**Task statement**
Transcribe the whole listing below without changing a word, but leave out every image.

══ Provided material

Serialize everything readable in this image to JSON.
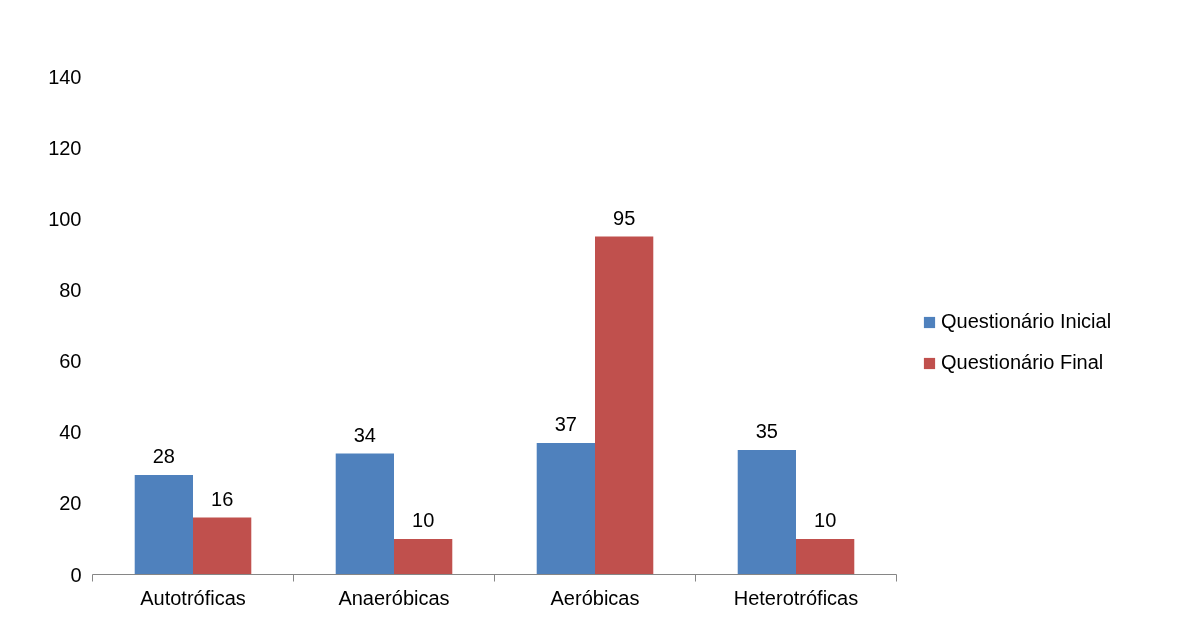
{
  "chart_data": {
    "type": "bar",
    "categories": [
      "Autotróficas",
      "Anaeróbicas",
      "Aeróbicas",
      "Heterotróficas"
    ],
    "series": [
      {
        "name": "Questionário Inicial",
        "color": "#4f81bd",
        "values": [
          28,
          34,
          37,
          35
        ]
      },
      {
        "name": "Questionário Final",
        "color": "#c0504d",
        "values": [
          16,
          10,
          95,
          10
        ]
      }
    ],
    "ylim": [
      0,
      140
    ],
    "yticks": [
      0,
      20,
      40,
      60,
      80,
      100,
      120,
      140
    ],
    "grid": false,
    "legend": "right",
    "data_labels": true
  }
}
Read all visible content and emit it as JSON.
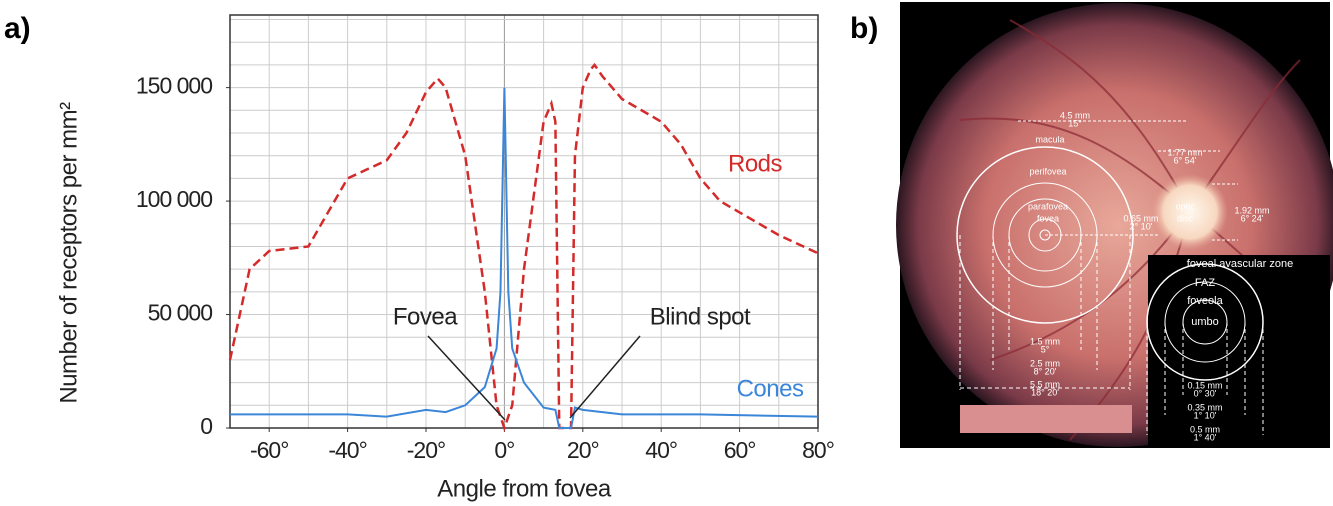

════

**Written answer**
Serialize everything readable in this image to JSON.
{
  "chart_data": {
    "type": "bar",
    "categories": [
      "Autotróficas",
      "Anaeróbicas",
      "Aeróbicas",
      "Heterotróficas"
    ],
    "series": [
      {
        "name": "Questionário Inicial",
        "color": "#4f81bd",
        "values": [
          28,
          34,
          37,
          35
        ]
      },
      {
        "name": "Questionário Final",
        "color": "#c0504d",
        "values": [
          16,
          10,
          95,
          10
        ]
      }
    ],
    "ylim": [
      0,
      140
    ],
    "yticks": [
      0,
      20,
      40,
      60,
      80,
      100,
      120,
      140
    ],
    "grid": false,
    "legend": "right",
    "data_labels": true
  }
}
Read all visible content and emit it as JSON.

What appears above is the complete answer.